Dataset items
____________________

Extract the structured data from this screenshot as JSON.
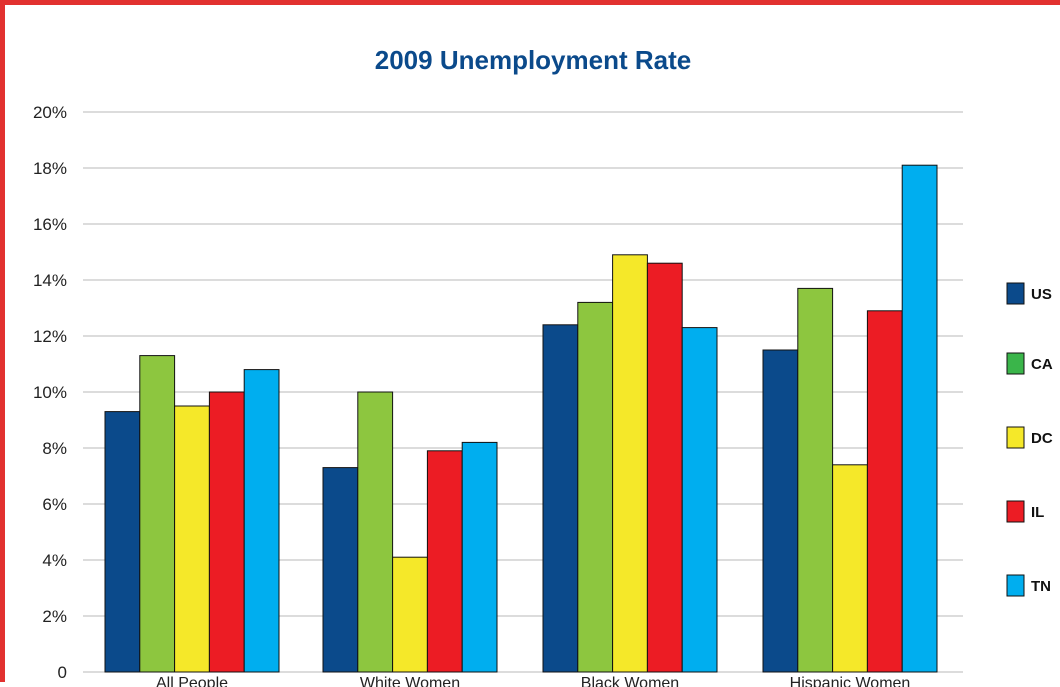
{
  "chart_data": {
    "type": "bar",
    "title": "2009 Unemployment Rate",
    "title_color": "#0b4a8b",
    "categories": [
      "All People",
      "White Women",
      "Black Women",
      "Hispanic Women"
    ],
    "series": [
      {
        "name": "US",
        "color": "#0b4a8b",
        "values": [
          9.3,
          7.3,
          12.4,
          11.5
        ]
      },
      {
        "name": "CA",
        "color": "#8dc63f",
        "values": [
          11.3,
          10.0,
          13.2,
          13.7
        ]
      },
      {
        "name": "DC",
        "color": "#f5e829",
        "values": [
          9.5,
          4.1,
          14.9,
          7.4
        ]
      },
      {
        "name": "IL",
        "color": "#ec1c24",
        "values": [
          10.0,
          7.9,
          14.6,
          12.9
        ]
      },
      {
        "name": "TN",
        "color": "#00aeef",
        "values": [
          10.8,
          8.2,
          12.3,
          18.1
        ]
      }
    ],
    "legend_swatch_colors": {
      "CA": "#3ab54a"
    },
    "yticks": [
      "0",
      "2%",
      "4%",
      "6%",
      "8%",
      "10%",
      "12%",
      "14%",
      "16%",
      "18%",
      "20%"
    ],
    "ylim": [
      0,
      20
    ],
    "grid": true,
    "legend_position": "right"
  }
}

____________________

Check each line of the entries above for the word "Women". List the ones that have it.

      "White Women",
      "Black Women",
      "Hispanic Women"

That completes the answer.